Output every line of the data below as a Markdown table with the columns Row and Data line, numbering the rows in order and omitting blank lines. Leave the pictures out of the table.

» **RECORD EXCERPTS**

-=-=-

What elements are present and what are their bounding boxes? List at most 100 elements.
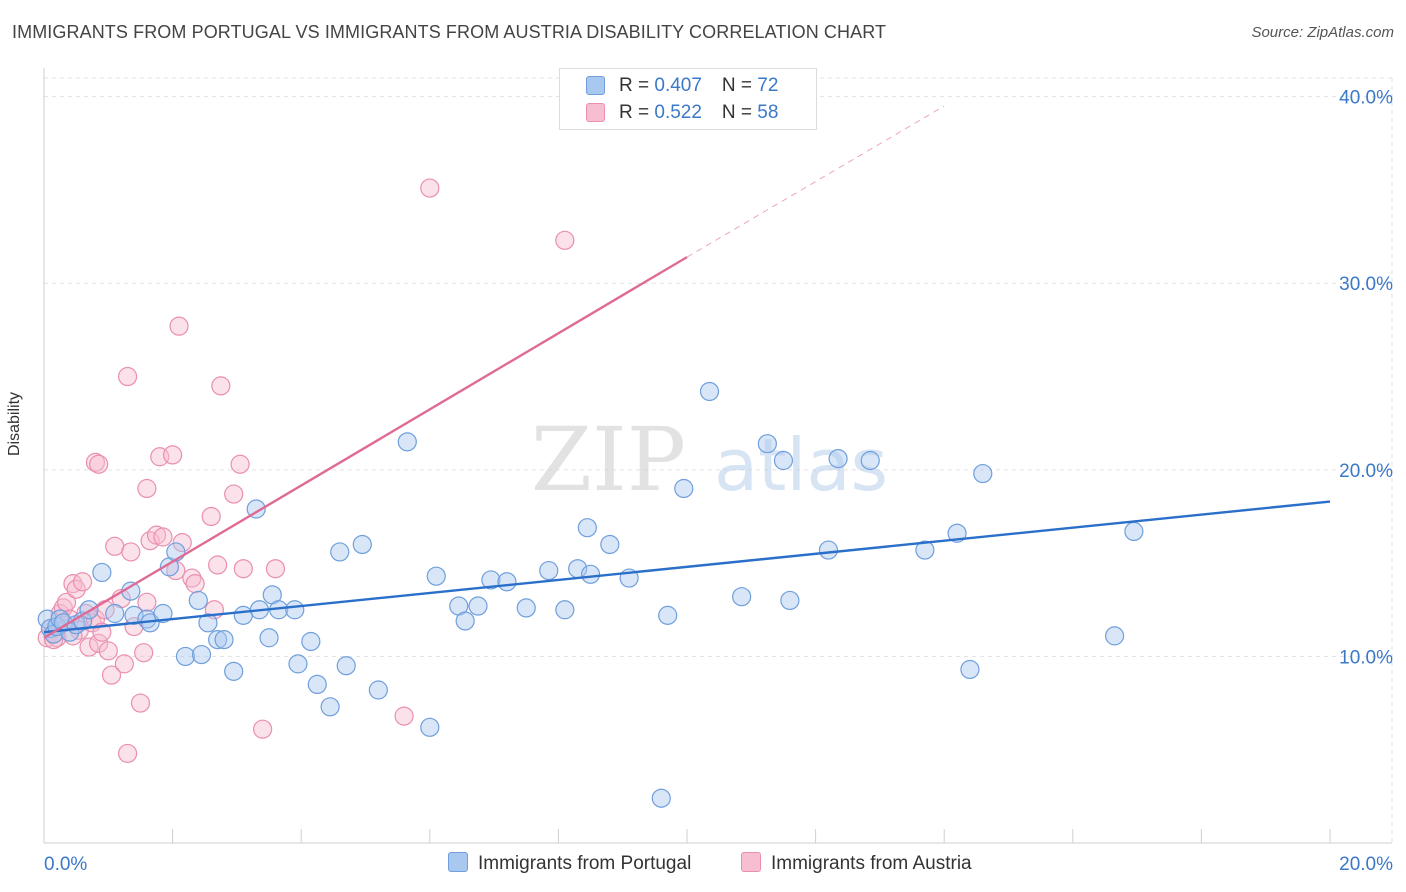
austria-point [66,579,86,599]
austria-point [114,654,134,674]
portugal-point [757,434,777,454]
portugal-point [674,478,694,499]
y-tick-label: 30.0% [1339,274,1393,295]
portugal-point [651,788,671,808]
portugal-point [307,674,327,695]
austria-point [117,366,138,387]
legend-n-label: N = [721,102,758,123]
portugal-point [92,562,112,583]
austria-point [134,643,154,663]
austria-point [253,719,273,739]
portugal-point [397,432,417,452]
portugal-point [105,603,125,624]
austria-swatch [586,103,605,123]
austria-point [172,532,192,553]
y-tick-label: 10.0% [1339,647,1393,668]
austria-point [63,626,83,646]
austria-point [89,454,109,474]
legend-row-portugal: R = 0.407 N = 72 [586,75,778,99]
austria-point [121,542,141,562]
portugal-point [259,628,279,648]
austria-point [201,506,221,527]
legend-r-label: R = [619,75,655,96]
portugal-point [973,463,993,484]
austria-point [89,633,109,653]
portugal-point [426,566,446,586]
portugal-point [699,381,720,402]
portugal-point [481,570,501,590]
portugal-point [1124,521,1144,542]
austria-point [185,574,205,594]
austria-point [265,559,286,579]
watermark-zip: ZIP [531,408,686,511]
austria-point [420,178,440,198]
austria-point [98,641,118,661]
austria-point [182,568,202,588]
austria-trend-extension [686,105,945,258]
austria-legend-swatch [741,852,761,872]
portugal-point [330,542,350,562]
austria-point [105,536,125,556]
austria-points [37,178,575,764]
austria-point [117,743,138,764]
austria-point [211,376,231,396]
portugal-point [732,587,752,607]
austria-point [85,452,106,472]
axes [43,68,1392,844]
portugal-trend-line [43,500,1331,634]
portugal-point [516,598,536,618]
portugal-point [773,450,794,471]
austria-point [153,527,173,547]
y-axis-label: Disability [6,391,23,456]
portugal-point [860,450,880,471]
portugal-point [352,534,372,555]
legend-r-value: 0.522 [654,102,702,123]
portugal-point [285,600,305,620]
portugal-point [600,534,620,555]
austria-point [208,555,228,575]
portugal-point [580,564,601,584]
austria-point [230,454,250,474]
legend-r-label: R = [619,102,655,123]
y-tick-label: 20.0% [1339,461,1393,482]
austria-point [79,637,99,657]
austria-point [53,598,73,618]
austria-point [146,525,167,545]
portugal-point [214,630,234,650]
x-tick-labels: 0.0% 20.0% [44,854,1393,875]
portugal-point [455,611,475,631]
bottom-legend-portugal: Immigrants from Portugal [448,852,691,875]
trend-lines [43,105,1331,639]
portugal-legend-label: Immigrants from Portugal [478,853,692,874]
austria-point [130,693,151,713]
portugal-point [960,659,980,680]
legend-n-label: N = [721,75,758,96]
bottom-legend-austria: Immigrants from Austria [741,852,972,875]
portugal-point [368,680,388,700]
austria-point [163,445,183,465]
austria-point [224,484,244,504]
legend-n-value: 58 [757,102,779,123]
portugal-point [224,661,244,681]
portugal-point [198,613,218,633]
x-tick-label: 0.0% [44,854,87,875]
portugal-point [818,540,839,560]
portugal-point [780,590,800,611]
portugal-point [208,630,228,650]
austria-point [72,572,93,592]
x-tick-label: 20.0% [1339,854,1393,875]
portugal-point [420,717,440,737]
legend-r-value: 0.407 [654,75,702,96]
austria-point [63,574,83,594]
portugal-point [828,449,848,469]
chart-source: Source: ZipAtlas.com [1251,24,1394,41]
legend-row-austria: R = 0.522 N = 58 [586,102,778,126]
austria-legend-label: Immigrants from Austria [771,853,972,874]
austria-point [137,478,157,499]
portugal-point [658,605,678,625]
portugal-point [336,656,356,676]
portugal-point [124,605,144,625]
austria-point [137,592,157,612]
portugal-point [497,572,517,592]
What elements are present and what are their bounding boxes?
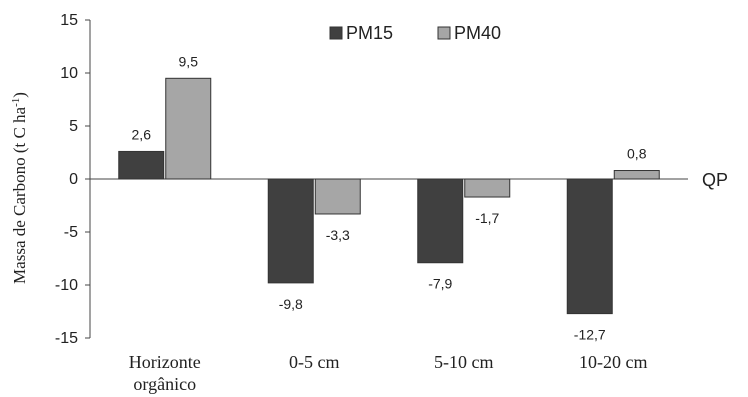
reference-line-label: QP [702,170,728,190]
legend: PM15 PM40 [329,23,501,43]
y-tick-label: 15 [60,12,78,29]
data-label: -3,3 [326,227,350,243]
bar-pm40 [464,178,511,198]
legend-label-pm40: PM40 [454,23,501,43]
bars [118,77,660,315]
y-tick-label: 5 [69,118,78,135]
data-labels: 2,6 9,5 -9,8 -3,3 -7,9 -1,7 -12,7 0,8 [132,53,647,342]
data-label: -7,9 [428,276,452,292]
legend-swatch-pm15 [329,26,343,40]
y-tick-label: 0 [69,171,78,188]
y-tick-label: -15 [55,330,78,347]
data-label: -12,7 [574,327,606,343]
bar-pm15 [267,178,314,284]
y-tick-label: 10 [60,65,78,82]
bar-pm15 [118,150,165,180]
legend-swatch-pm40 [437,26,451,40]
y-ticks: 15 10 5 0 -5 -10 -15 [55,12,90,347]
category-label: 0-5 cm [289,352,339,372]
bar-pm40 [165,77,212,180]
data-label: 9,5 [179,53,199,69]
y-tick-label: -5 [64,224,78,241]
legend-label-pm15: PM15 [346,23,393,43]
category-label: Horizonte orgânico [129,352,201,394]
bar-pm40 [314,178,361,215]
data-label: 2,6 [132,126,152,142]
category-label: 10-20 cm [579,352,647,372]
category-label: 5-10 cm [434,352,493,372]
bar-pm15 [566,178,613,315]
data-label: -1,7 [475,210,499,226]
y-tick-label: -10 [55,277,78,294]
bar-pm40 [613,170,660,180]
data-label: 0,8 [627,146,647,162]
bar-pm15 [417,178,464,264]
data-label: -9,8 [279,296,303,312]
y-axis-label: Massa de Carbono (t C ha-1) [10,92,29,284]
category-labels: Horizonte orgânico 0-5 cm 5-10 cm 10-20 cm [129,352,648,394]
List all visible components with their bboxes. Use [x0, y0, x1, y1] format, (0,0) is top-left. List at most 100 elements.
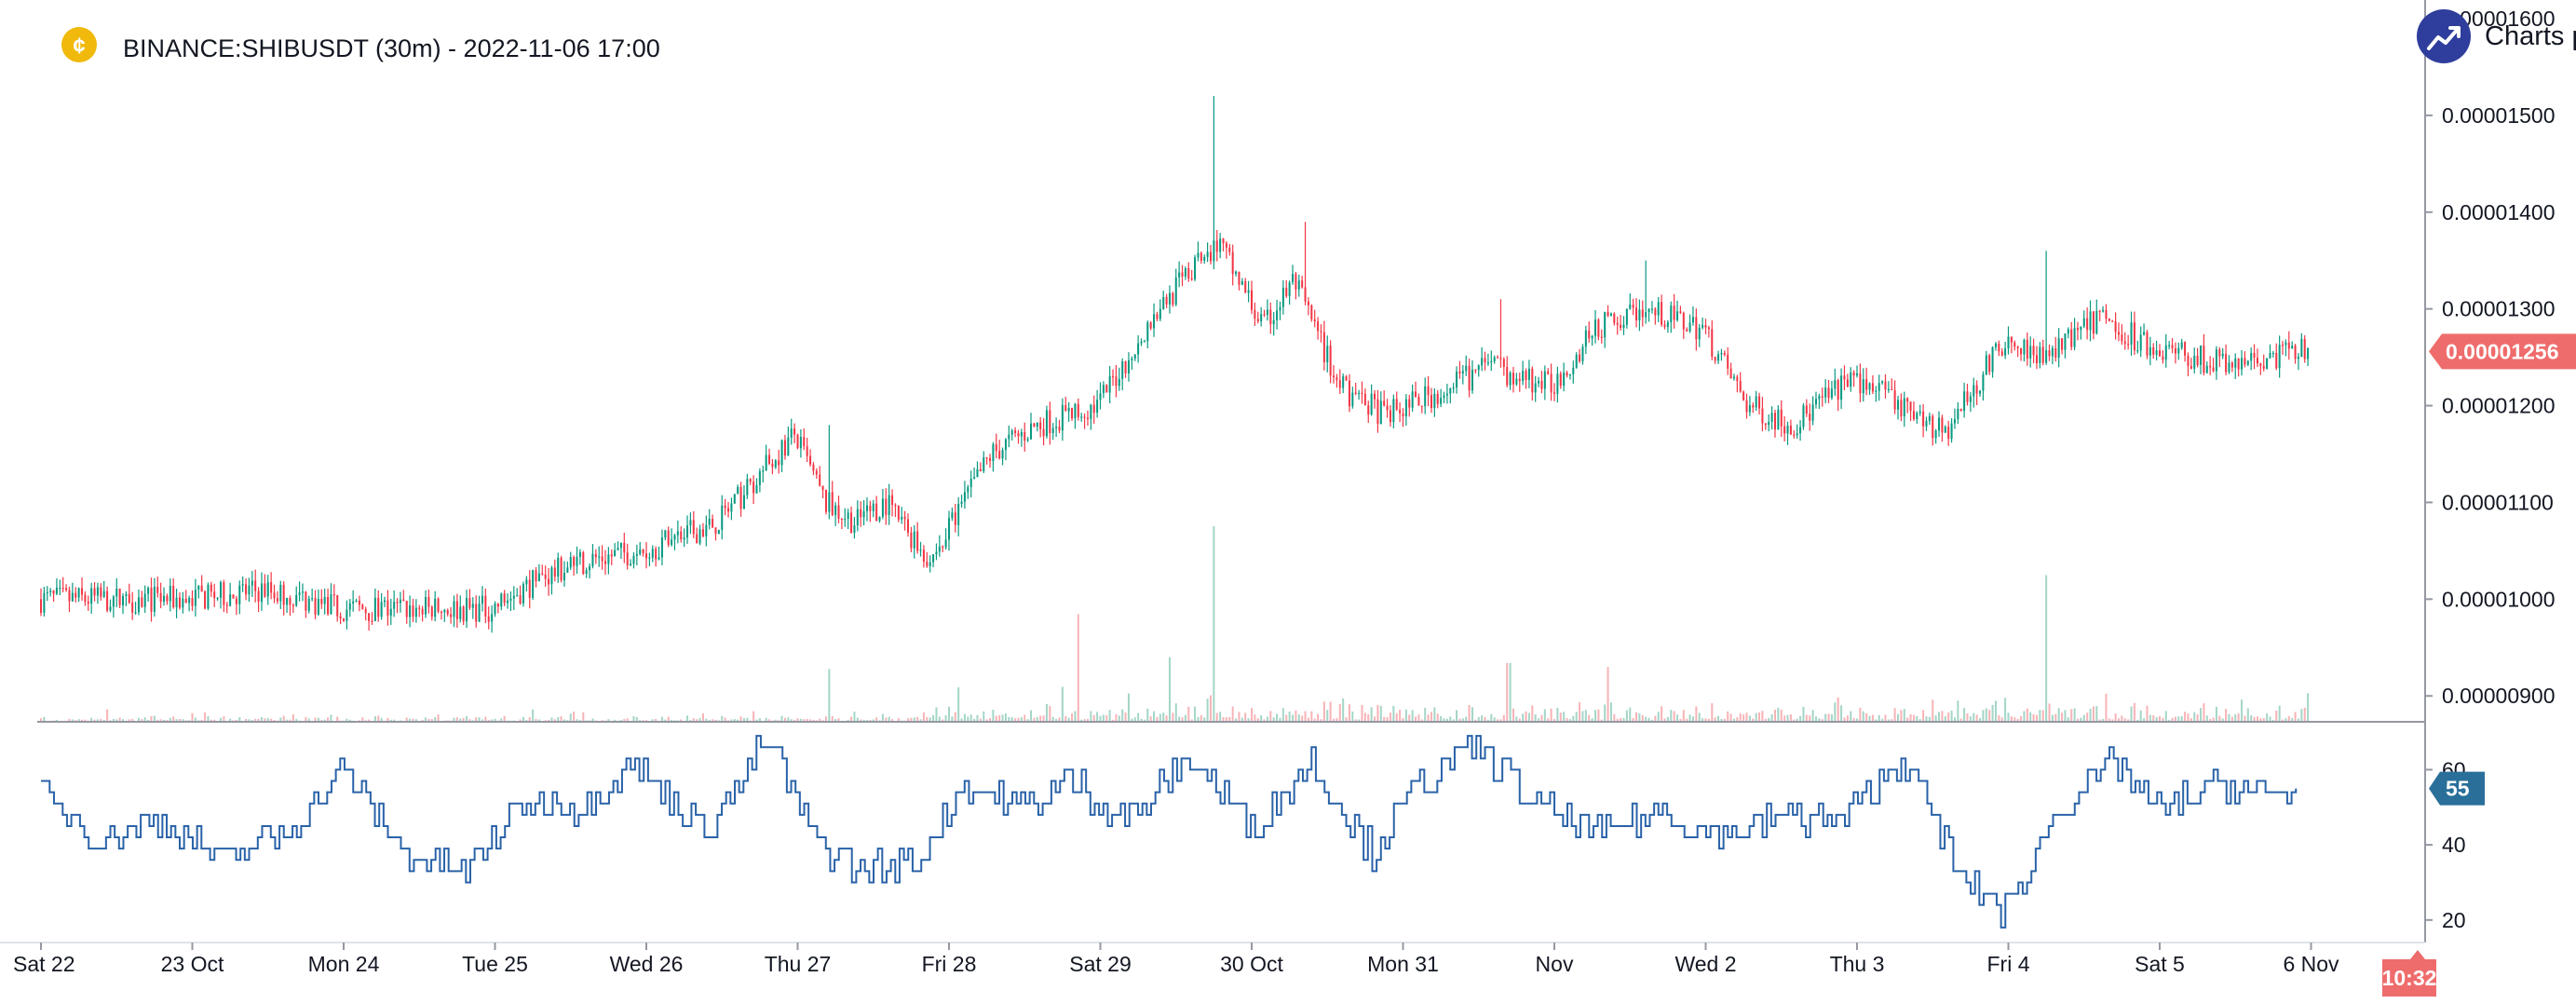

-=-=-

» **WORKED ANSWER**
| Row | Data line |
|---|---|
| 1 | What elements are present and what are their bounding boxes? List at most 100 elements. |
| 2 | austria-point [66,579,86,599] |
| 3 | austria-point [114,654,134,674] |
| 4 | portugal-point [757,434,777,454] |
| 5 | portugal-point [674,478,694,499] |
| 6 | y-tick-label: 30.0% [1339,274,1393,295] |
| 7 | portugal-point [651,788,671,808] |
| 8 | portugal-point [307,674,327,695] |
| 9 | austria-point [117,366,138,387] |
| 10 | legend-n-label: N = [721,102,758,123] |
| 11 | portugal-point [92,562,112,583] |
| 12 | austria-point [134,643,154,663] |
| 13 | austria-point [253,719,273,739] |
| 14 | portugal-point [397,432,417,452] |
| 15 | portugal-point [105,603,125,624] |
| 16 | austria-swatch [586,103,605,123] |
| 17 | austria-point [172,532,192,553] |
| 18 | y-tick-label: 10.0% [1339,647,1393,668] |
| 19 | austria-point [63,626,83,646] |
| 20 | austria-point [89,454,109,474] |
| 21 | legend-row-portugal: R = 0.407 N = 72 [586,75,778,99] |
| 22 | austria-point [121,542,141,562] |
| 23 | portugal-point [259,628,279,648] |
| 24 | austria-point [201,506,221,527] |
| 25 | legend-r-label: R = [619,75,655,96] |
| 26 | portugal-point [973,463,993,484] |
| 27 | austria-point [89,633,109,653] |
| 28 | portugal-point [426,566,446,586] |
| 29 | portugal-point [699,381,720,402] |
| 30 | portugal-point [481,570,501,590] |
| 31 | portugal-point [1124,521,1144,542] |
| 32 | austria-point [185,574,205,594] |
| 33 | austria-point [265,559,286,579] |
| 34 | watermark-zip: ZIP [531,408,686,511] |
| 35 | austria-point [420,178,440,198] |
| 36 | austria-point [98,641,118,661] |
| 37 | austria-point [182,568,202,588] |
| 38 | austria-trend-extension [686,105,945,258] |
| 39 | austria-legend-swatch [741,852,761,872] |
| 40 | portugal-point [330,542,350,562] |
| 41 | austria-point [105,536,125,556] |
| 42 | austria-points [37,178,575,764] |
| 43 | austria-point [117,743,138,764] |
| 44 | austria-point [211,376,231,396] |
| 45 | portugal-point [732,587,752,607] |
| 46 | austria-point [85,452,106,472] |
| 47 | axes [43,68,1392,844] |
| 48 | portugal-trend-line [43,500,1331,634] |
| 49 | portugal-point [516,598,536,618] |
| 50 | portugal-point [773,450,794,471] |
| 51 | austria-point [153,527,173,547] |
| 52 | y-axis-label: Disability [6,391,23,456] |
| 53 | portugal-point [860,450,880,471] |
| 54 | portugal-point [352,534,372,555] |
| 55 | legend-r-value: 0.522 [654,102,702,123] |
| 56 | portugal-point [285,600,305,620] |
| 57 | portugal-point [600,534,620,555] |
| 58 | austria-point [208,555,228,575] |
| 59 | portugal-point [580,564,601,584] |
| 60 | austria-point [230,454,250,474] |
| 61 | legend-r-label: R = [619,102,655,123] |
| 62 | y-tick-label: 20.0% [1339,461,1393,482] |
| 63 | austria-point [79,637,99,657] |
| 64 | austria-point [53,598,73,618] |
| 65 | austria-point [146,525,167,545] |
| 66 | portugal-point [214,630,234,650] |
| 67 | x-tick-labels: 0.0% 20.0% [44,854,1393,875] |
| 68 | portugal-point [455,611,475,631] |
| 69 | bottom-legend-portugal: Immigrants from Portugal [448,852,691,875] |
| 70 | trend-lines [43,105,1331,639] |
| 71 | portugal-legend-label: Immigrants from Portugal [478,853,692,874] |
| 72 | austria-point [130,693,151,713] |
| 73 | portugal-point [960,659,980,680] |
| 74 | legend-n-label: N = [721,75,758,96] |
| 75 | bottom-legend-austria: Immigrants from Austria [741,852,972,875] |
| 76 | portugal-point [368,680,388,700] |
| 77 | austria-point [163,445,183,465] |
| 78 | austria-point [224,484,244,504] |
| 79 | legend-n-value: 58 [757,102,779,123] |
| 80 | portugal-point [224,661,244,681] |
| 81 | portugal-point [198,613,218,633] |
| 82 | x-tick-label: 0.0% [44,854,87,875] |
| 83 | portugal-point [818,540,839,560] |
| 84 | portugal-point [780,590,800,611] |
| 85 | portugal-point [208,630,228,650] |
| 86 | austria-point [72,572,93,592] |
| 87 | x-tick-label: 20.0% [1339,854,1393,875] |
| 88 | portugal-point [420,717,440,737] |
| 89 | legend-r-value: 0.407 [654,75,702,96] |
| 90 | austria-point [63,574,83,594] |
| 91 | portugal-point [828,449,848,469] |
| 92 | chart-source: Source: ZipAtlas.com [1251,24,1394,41] |
| 93 | legend-row-austria: R = 0.522 N = 58 [586,102,778,126] |
| 94 | austria-legend-label: Immigrants from Austria [771,853,972,874] |
| 95 | austria-point [137,478,157,499] |
| 96 | portugal-point [658,605,678,625] |
| 97 | portugal-point [336,656,356,676] |
| 98 | portugal-point [124,605,144,625] |
| 99 | austria-point [137,592,157,612] |
| 100 | portugal-point [497,572,517,592] |
| 101 | What elements are present and what are their bounding boxes? |
| 102 | reference-line-label: QP [702,170,728,190] |
| 103 | legend: PM15 PM40 [329,23,501,43] |
| 104 | y-tick-label: 15 [60,12,78,29] |
| 105 | data-label: -3,3 [326,227,350,243] |
| 106 | bar-pm40 [464,178,511,198] |
| 107 | legend-label-pm40: PM40 [454,23,501,43] |
| 108 | bars [118,77,660,315] |
| 109 | y-tick-label: 5 [69,118,78,135] |
| 110 | data-labels: 2,6 9,5 -9,8 -3,3 -7,9 -1,7 -12,7 0,8 [132,53,647,342] |
| 111 | data-label: -7,9 [428,276,452,292] |
| 112 | legend-swatch-pm15 [329,26,343,40] |
| 113 | y-tick-label: 0 [69,171,78,188] |
| 114 | y-tick-label: -15 [55,330,78,347] |
| 115 | data-label: -12,7 [574,327,606,343] |
| 116 | bar-pm15 [267,178,314,284] |
| 117 | y-tick-label: 10 [60,65,78,82] |
| 118 | bar-pm15 [118,150,165,180] |
| 119 | legend-swatch-pm40 [437,26,451,40] |
| 120 | y-ticks: 15 10 5 0 -5 -10 -15 [55,12,90,347] |
| 121 | category-label: 0-5 cm [289,352,339,372] |
| 122 | bar-pm40 [165,77,212,180] |
| 123 | data-label: 9,5 [179,53,199,69] |
| 124 | y-tick-label: -5 [64,224,78,241] |
| 125 | legend-label-pm15: PM15 [346,23,393,43] |
| 126 | category-label: Horizonte orgânico [129,352,201,394] |
| 127 | bar-pm40 [314,178,361,215] |
| 128 | data-label: 2,6 [132,126,152,142] |
| 129 | category-label: 10-20 cm [579,352,647,372] |
| 130 | category-label: 5-10 cm [434,352,493,372] |
| 131 | bar-pm15 [566,178,613,315] |
| 132 | data-label: -1,7 [475,210,499,226] |
| 133 | y-tick-label: -10 [55,277,78,294] |
| 134 | bar-pm40 [613,170,660,180] |
| 135 | data-label: 0,8 [627,146,647,162] |
| 136 | bar-pm15 [417,178,464,264] |
| 137 | data-label: -9,8 [279,296,303,312] |
| 138 | y-axis-label: Massa de Carbono (t C ha-1) [10,92,29,284] |
| 139 | category-labels: Horizonte orgânico 0-5 cm 5-10 cm 10-20 cm [129,352,648,394] |
| 140 | List all visible components with their bboxes. Use [x0, y0, x1, y1] format, (0,0) is top-left. List at most 100 elements. |